**** Supplied records

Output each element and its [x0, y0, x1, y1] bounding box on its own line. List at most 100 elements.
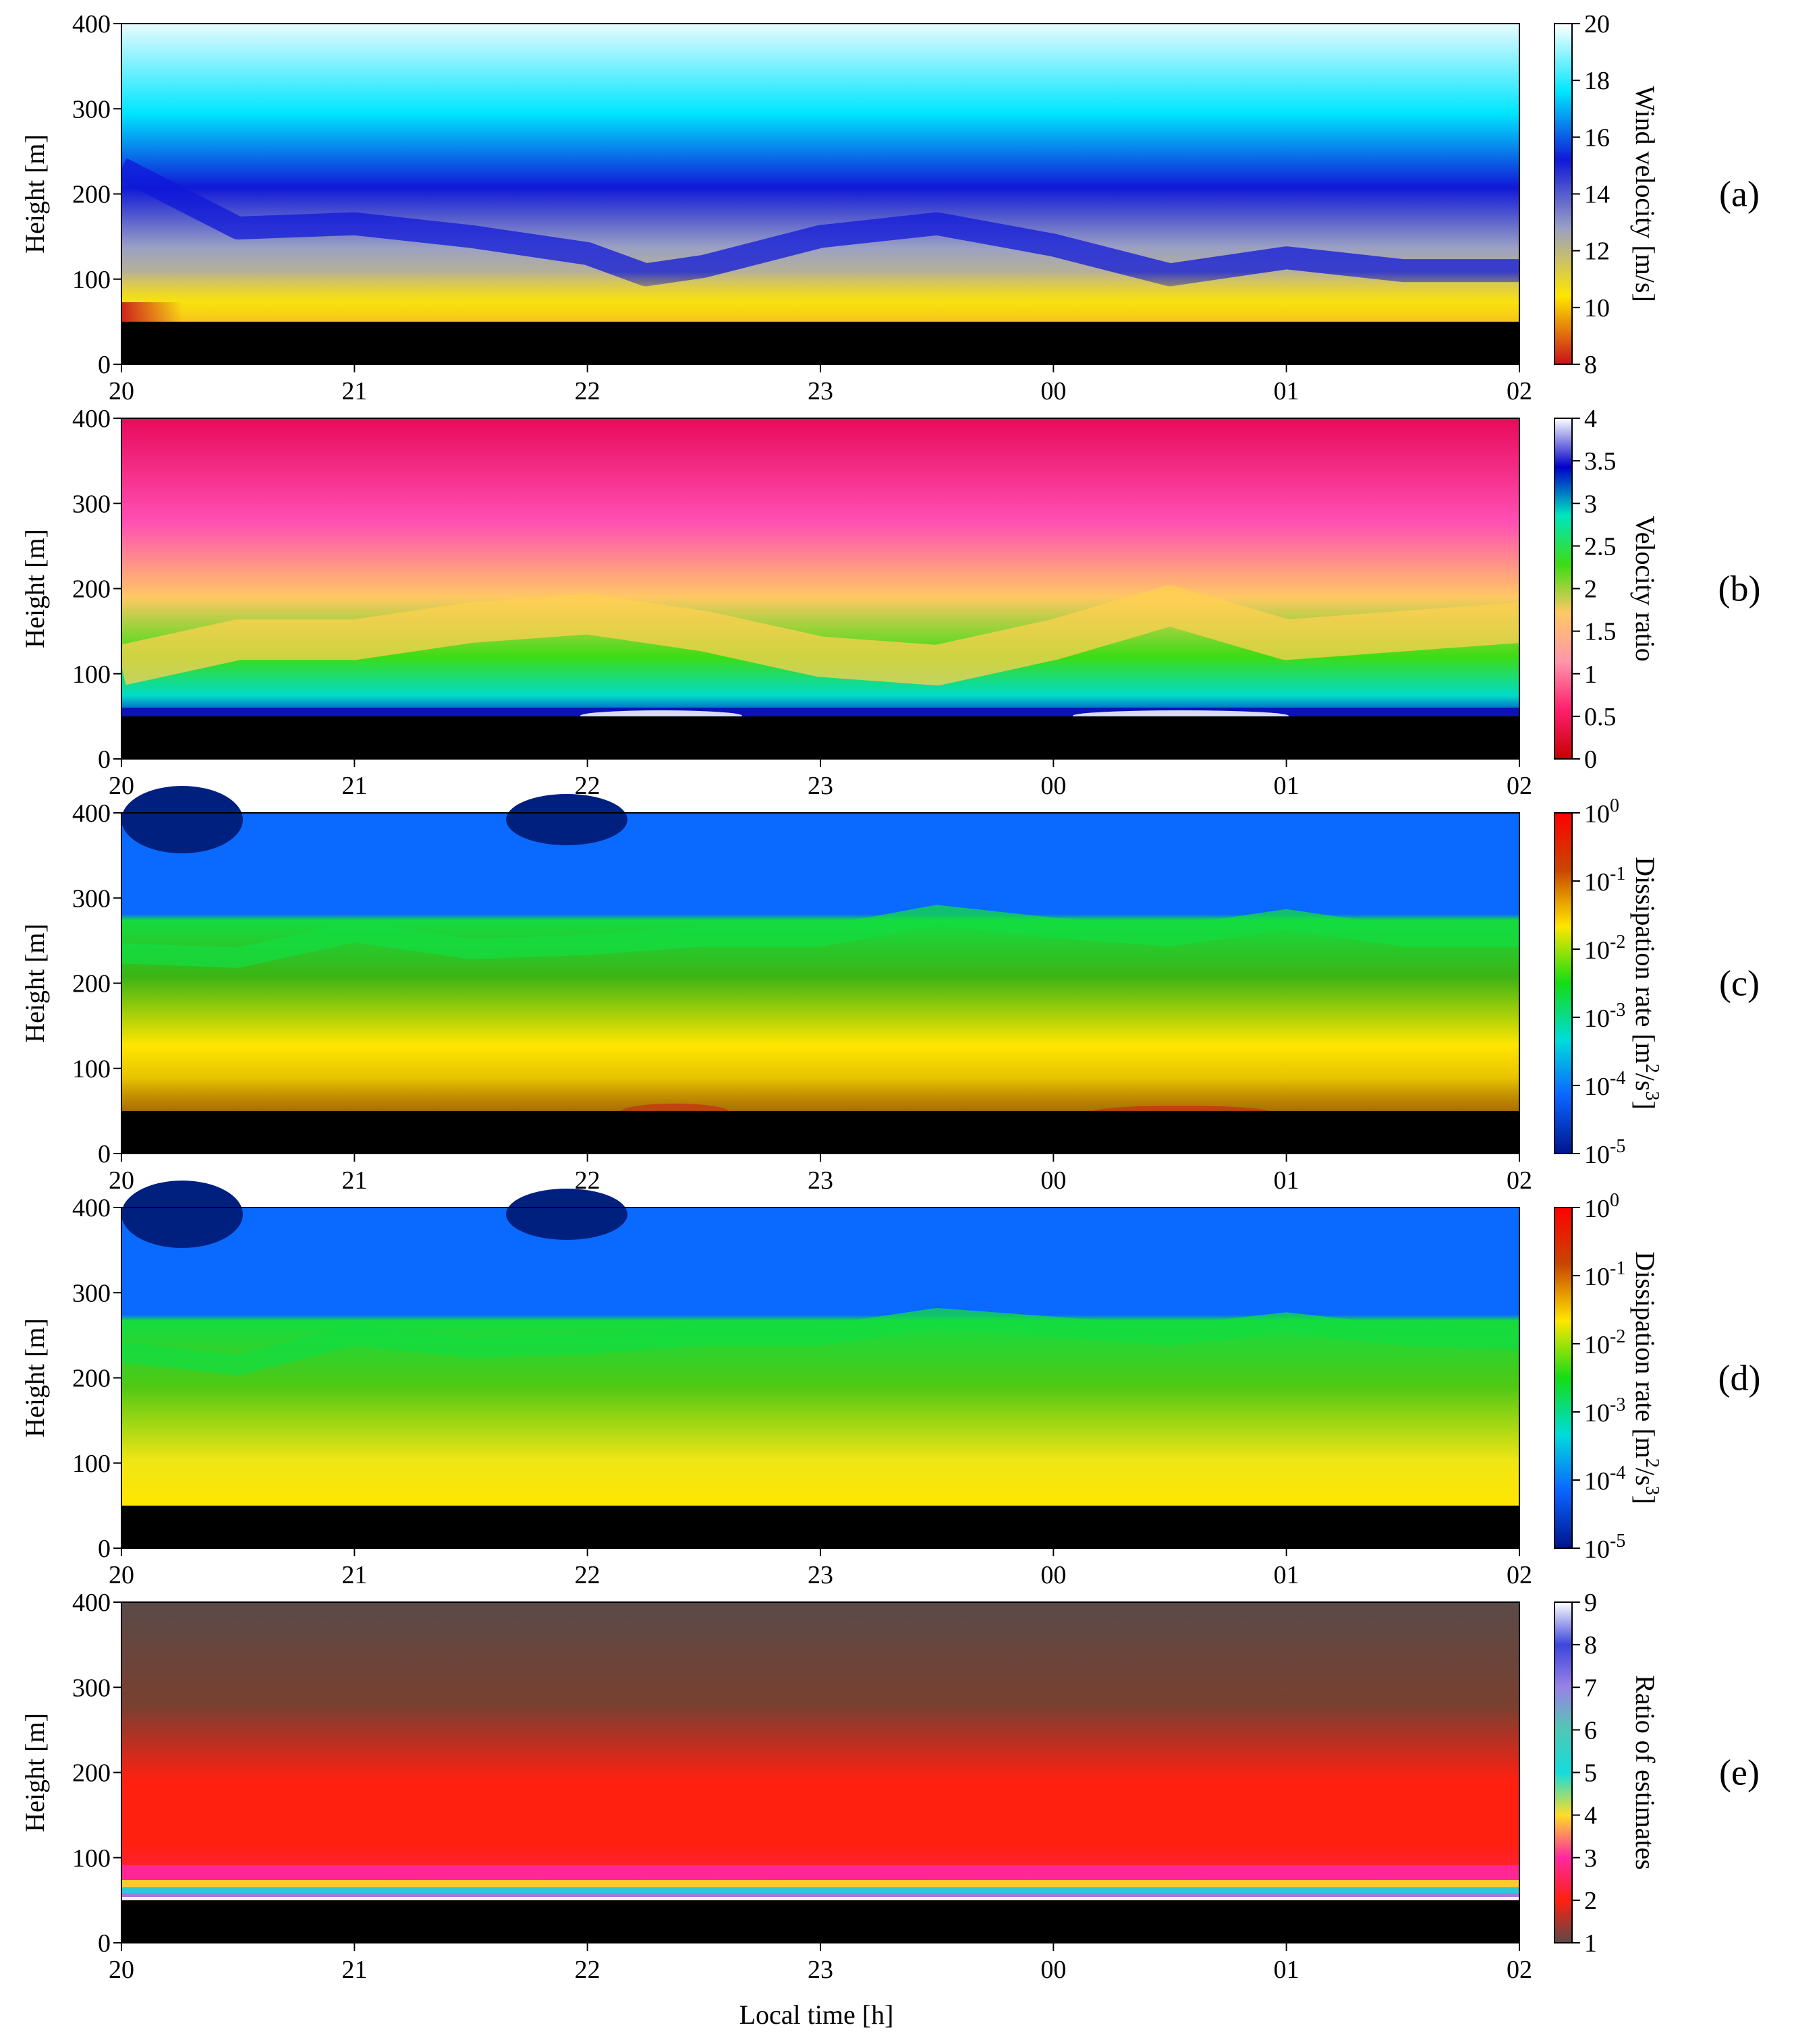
- colorbar-tick-label: 2.5: [1584, 532, 1617, 561]
- colorbar-tick-label: 9: [1584, 1589, 1597, 1617]
- low-dissipation-blob: [506, 1189, 627, 1240]
- x-tick-label: 00: [1040, 1166, 1066, 1195]
- colorbar-tick-label: 20: [1584, 10, 1610, 38]
- panel-d: 0 100 200 300 400 20 21 22 23 00 01 02 Height [m] 10-…: [20, 1181, 1760, 1589]
- contour-band-b: [121, 585, 1519, 686]
- x-tick-label: 00: [1040, 377, 1066, 405]
- y-tick-label: 100: [72, 1844, 111, 1873]
- x-tick-label: 02: [1507, 772, 1532, 800]
- colorbar-label: Wind velocity [m/s]: [1630, 86, 1660, 302]
- colorbar-label: Dissipation rate [m2/s3]: [1630, 1251, 1662, 1504]
- surface-layer-band: [121, 1893, 1519, 1898]
- x-tick-label: 20: [109, 1561, 134, 1589]
- colorbar-tick-label: 3: [1584, 490, 1597, 518]
- y-axis-label: Height [m]: [20, 924, 50, 1043]
- colorbar-tick-label: 10-4: [1584, 1463, 1625, 1496]
- surface-red-corner: [121, 302, 182, 322]
- no-data-region: [121, 1900, 1519, 1943]
- colorbar-tick-label: 2: [1584, 575, 1597, 604]
- y-tick-label: 300: [72, 95, 111, 123]
- surface-band: [121, 272, 1519, 322]
- colorbar-tick-label: 1: [1584, 660, 1597, 689]
- colorbar: [1554, 812, 1573, 1154]
- colorbar-label: Velocity ratio: [1630, 515, 1660, 662]
- y-tick-label: 400: [72, 10, 111, 38]
- colorbar-tick-label: 12: [1584, 237, 1610, 266]
- colorbar-tick-label: 2: [1584, 1887, 1597, 1915]
- y-tick-label: 100: [72, 1055, 111, 1083]
- colorbar-tick-label: 16: [1584, 123, 1610, 152]
- colorbar-label: Ratio of estimates: [1630, 1675, 1660, 1870]
- colorbar-tick-label: 3: [1584, 1844, 1597, 1873]
- no-data-region: [121, 1505, 1519, 1548]
- colorbar-tick-label: 10-4: [1584, 1068, 1625, 1101]
- y-tick-label: 200: [72, 970, 111, 998]
- colorbar-tick-label: 10-2: [1584, 932, 1625, 965]
- x-tick-label: 20: [109, 772, 134, 800]
- colorbar-tick-label: 10: [1584, 294, 1610, 322]
- x-tick-label: 21: [341, 377, 367, 405]
- colorbar-tick-label: 8: [1584, 1631, 1597, 1659]
- x-tick-label: 20: [109, 377, 134, 405]
- surface-layer-band: [121, 1880, 1519, 1888]
- x-tick-label: 22: [575, 1561, 600, 1589]
- y-tick-label: 0: [98, 745, 111, 774]
- contour-band-c: [121, 905, 1519, 968]
- x-tick-label: 21: [341, 1166, 367, 1195]
- contour-band-a: [121, 158, 1519, 287]
- x-tick-label: 00: [1040, 1956, 1066, 1984]
- x-tick-label: 23: [808, 377, 833, 405]
- colorbar-tick-label: 100: [1584, 795, 1619, 828]
- panel-a: 0 100 200 300 400 20 21 22 23 00 01 02 Height [m] 8 10…: [20, 10, 1760, 405]
- x-tick-label: 01: [1274, 377, 1299, 405]
- surface-layer-band: [121, 1887, 1519, 1894]
- panel-label: (d): [1718, 1358, 1761, 1398]
- y-tick-label: 200: [72, 181, 111, 209]
- y-axis-label: Height [m]: [20, 529, 50, 648]
- low-dissipation-blob: [121, 1181, 243, 1248]
- colorbar-tick-label: 18: [1584, 67, 1610, 95]
- colorbar-tick-label: 1.5: [1584, 618, 1617, 646]
- y-tick-label: 100: [72, 660, 111, 689]
- x-tick-label: 20: [109, 1166, 134, 1195]
- panel-label: (c): [1719, 963, 1760, 1004]
- panel-label: (e): [1719, 1753, 1760, 1793]
- y-tick-label: 0: [98, 1140, 111, 1168]
- x-tick-label: 23: [808, 1166, 833, 1195]
- colorbar: [1554, 23, 1573, 365]
- x-tick-label: 22: [575, 1956, 600, 1984]
- y-tick-label: 0: [98, 1929, 111, 1958]
- surface-dark-band: [121, 1078, 1519, 1112]
- heatmap-field: [121, 1208, 1519, 1506]
- x-tick-label: 23: [808, 1561, 833, 1589]
- colorbar-tick-label: 8: [1584, 351, 1597, 379]
- colorbar-tick-label: 6: [1584, 1716, 1597, 1744]
- y-tick-label: 0: [98, 1535, 111, 1563]
- surface-blue-line: [121, 708, 1519, 717]
- panel-label: (a): [1719, 174, 1760, 215]
- contour-band-d: [121, 1308, 1519, 1375]
- x-tick-label: 00: [1040, 772, 1066, 800]
- no-data-region: [121, 321, 1519, 364]
- colorbar-tick-label: 10-2: [1584, 1326, 1625, 1359]
- no-data-region: [121, 716, 1519, 759]
- heatmap-field: [121, 813, 1519, 1111]
- low-dissipation-blob: [121, 786, 243, 853]
- colorbar-tick-label: 3.5: [1584, 447, 1617, 476]
- surface-layer-band: [121, 1865, 1519, 1881]
- x-tick-label: 01: [1274, 1561, 1299, 1589]
- y-tick-label: 300: [72, 884, 111, 913]
- x-tick-label: 21: [341, 1956, 367, 1984]
- colorbar: [1554, 1601, 1573, 1943]
- y-tick-label: 0: [98, 351, 111, 379]
- x-tick-label: 23: [808, 772, 833, 800]
- y-tick-label: 400: [72, 799, 111, 828]
- x-tick-label: 20: [109, 1956, 134, 1984]
- low-dissipation-blob: [506, 794, 627, 845]
- x-tick-label: 21: [341, 772, 367, 800]
- surface-layer-band: [121, 1897, 1519, 1902]
- y-axis-label: Height [m]: [20, 1713, 50, 1832]
- y-axis-label: Height [m]: [20, 1318, 50, 1438]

********

What you have to do: Rewrite the records above, swapping every occurrence of "surface-layer-band" for "near-surface-band" and leaving all other text unchanged. Omit the pictures from your output.

Written solution:
Output each element and its [x0, y0, x1, y1] bounding box on its own line. List at most 100 elements.
- colorbar-tick-label: 2.5: [1584, 532, 1617, 561]
- colorbar-tick-label: 9: [1584, 1589, 1597, 1617]
- low-dissipation-blob: [506, 1189, 627, 1240]
- x-tick-label: 00: [1040, 1166, 1066, 1195]
- colorbar-tick-label: 20: [1584, 10, 1610, 38]
- panel-d: 0 100 200 300 400 20 21 22 23 00 01 02 Height [m] 10-…: [20, 1181, 1760, 1589]
- contour-band-b: [121, 585, 1519, 686]
- x-tick-label: 00: [1040, 377, 1066, 405]
- y-tick-label: 100: [72, 1844, 111, 1873]
- x-tick-label: 02: [1507, 772, 1532, 800]
- colorbar-label: Wind velocity [m/s]: [1630, 86, 1660, 302]
- colorbar-label: Dissipation rate [m2/s3]: [1630, 1251, 1662, 1504]
- near-surface-band: [121, 1893, 1519, 1898]
- x-tick-label: 20: [109, 1561, 134, 1589]
- colorbar-tick-label: 3: [1584, 490, 1597, 518]
- y-axis-label: Height [m]: [20, 924, 50, 1043]
- colorbar-tick-label: 10-4: [1584, 1463, 1625, 1496]
- surface-red-corner: [121, 302, 182, 322]
- no-data-region: [121, 1900, 1519, 1943]
- colorbar-tick-label: 2: [1584, 575, 1597, 604]
- y-tick-label: 300: [72, 95, 111, 123]
- surface-band: [121, 272, 1519, 322]
- colorbar-tick-label: 1: [1584, 660, 1597, 689]
- colorbar: [1554, 812, 1573, 1154]
- colorbar-label: Velocity ratio: [1630, 515, 1660, 662]
- y-tick-label: 400: [72, 10, 111, 38]
- colorbar-tick-label: 12: [1584, 237, 1610, 266]
- colorbar-tick-label: 2: [1584, 1887, 1597, 1915]
- y-tick-label: 100: [72, 1055, 111, 1083]
- colorbar-tick-label: 16: [1584, 123, 1610, 152]
- colorbar-label: Ratio of estimates: [1630, 1675, 1660, 1870]
- colorbar-tick-label: 3: [1584, 1844, 1597, 1873]
- no-data-region: [121, 1505, 1519, 1548]
- colorbar-tick-label: 10-4: [1584, 1068, 1625, 1101]
- y-tick-label: 200: [72, 970, 111, 998]
- colorbar-tick-label: 10-2: [1584, 932, 1625, 965]
- x-tick-label: 20: [109, 772, 134, 800]
- colorbar-tick-label: 10: [1584, 294, 1610, 322]
- x-tick-label: 21: [341, 377, 367, 405]
- colorbar-tick-label: 8: [1584, 1631, 1597, 1659]
- x-tick-label: 20: [109, 377, 134, 405]
- near-surface-band: [121, 1880, 1519, 1888]
- x-tick-label: 22: [575, 1561, 600, 1589]
- y-tick-label: 0: [98, 745, 111, 774]
- contour-band-c: [121, 905, 1519, 968]
- x-tick-label: 21: [341, 1166, 367, 1195]
- contour-band-a: [121, 158, 1519, 287]
- x-tick-label: 00: [1040, 1956, 1066, 1984]
- x-tick-label: 23: [808, 377, 833, 405]
- colorbar-tick-label: 100: [1584, 795, 1619, 828]
- panel-a: 0 100 200 300 400 20 21 22 23 00 01 02 Height [m] 8 10…: [20, 10, 1760, 405]
- x-tick-label: 01: [1274, 377, 1299, 405]
- near-surface-band: [121, 1887, 1519, 1894]
- panel-label: (d): [1718, 1358, 1761, 1398]
- y-tick-label: 200: [72, 181, 111, 209]
- y-axis-label: Height [m]: [20, 529, 50, 648]
- low-dissipation-blob: [121, 1181, 243, 1248]
- colorbar-tick-label: 18: [1584, 67, 1610, 95]
- colorbar-tick-label: 1.5: [1584, 618, 1617, 646]
- y-tick-label: 100: [72, 660, 111, 689]
- x-tick-label: 20: [109, 1166, 134, 1195]
- panel-label: (c): [1719, 963, 1760, 1004]
- panel-label: (e): [1719, 1753, 1760, 1793]
- y-tick-label: 0: [98, 1140, 111, 1168]
- x-tick-label: 23: [808, 1166, 833, 1195]
- colorbar: [1554, 23, 1573, 365]
- x-tick-label: 22: [575, 1956, 600, 1984]
- y-tick-label: 0: [98, 1929, 111, 1958]
- surface-dark-band: [121, 1078, 1519, 1112]
- heatmap-field: [121, 1208, 1519, 1506]
- x-tick-label: 23: [808, 1561, 833, 1589]
- colorbar-tick-label: 8: [1584, 351, 1597, 379]
- colorbar-tick-label: 6: [1584, 1716, 1597, 1744]
- y-tick-label: 0: [98, 1535, 111, 1563]
- surface-blue-line: [121, 708, 1519, 717]
- panel-label: (a): [1719, 174, 1760, 215]
- contour-band-d: [121, 1308, 1519, 1375]
- x-tick-label: 00: [1040, 772, 1066, 800]
- no-data-region: [121, 321, 1519, 364]
- colorbar-tick-label: 10-2: [1584, 1326, 1625, 1359]
- no-data-region: [121, 716, 1519, 759]
- heatmap-field: [121, 813, 1519, 1111]
- low-dissipation-blob: [121, 786, 243, 853]
- colorbar-tick-label: 3.5: [1584, 447, 1617, 476]
- near-surface-band: [121, 1865, 1519, 1881]
- x-tick-label: 01: [1274, 1561, 1299, 1589]
- y-tick-label: 300: [72, 884, 111, 913]
- x-tick-label: 21: [341, 1956, 367, 1984]
- colorbar: [1554, 1601, 1573, 1943]
- y-tick-label: 0: [98, 351, 111, 379]
- x-tick-label: 23: [808, 772, 833, 800]
- y-tick-label: 400: [72, 799, 111, 828]
- x-tick-label: 20: [109, 1956, 134, 1984]
- low-dissipation-blob: [506, 794, 627, 845]
- x-tick-label: 21: [341, 772, 367, 800]
- near-surface-band: [121, 1897, 1519, 1902]
- y-axis-label: Height [m]: [20, 1713, 50, 1832]
- y-axis-label: Height [m]: [20, 1318, 50, 1438]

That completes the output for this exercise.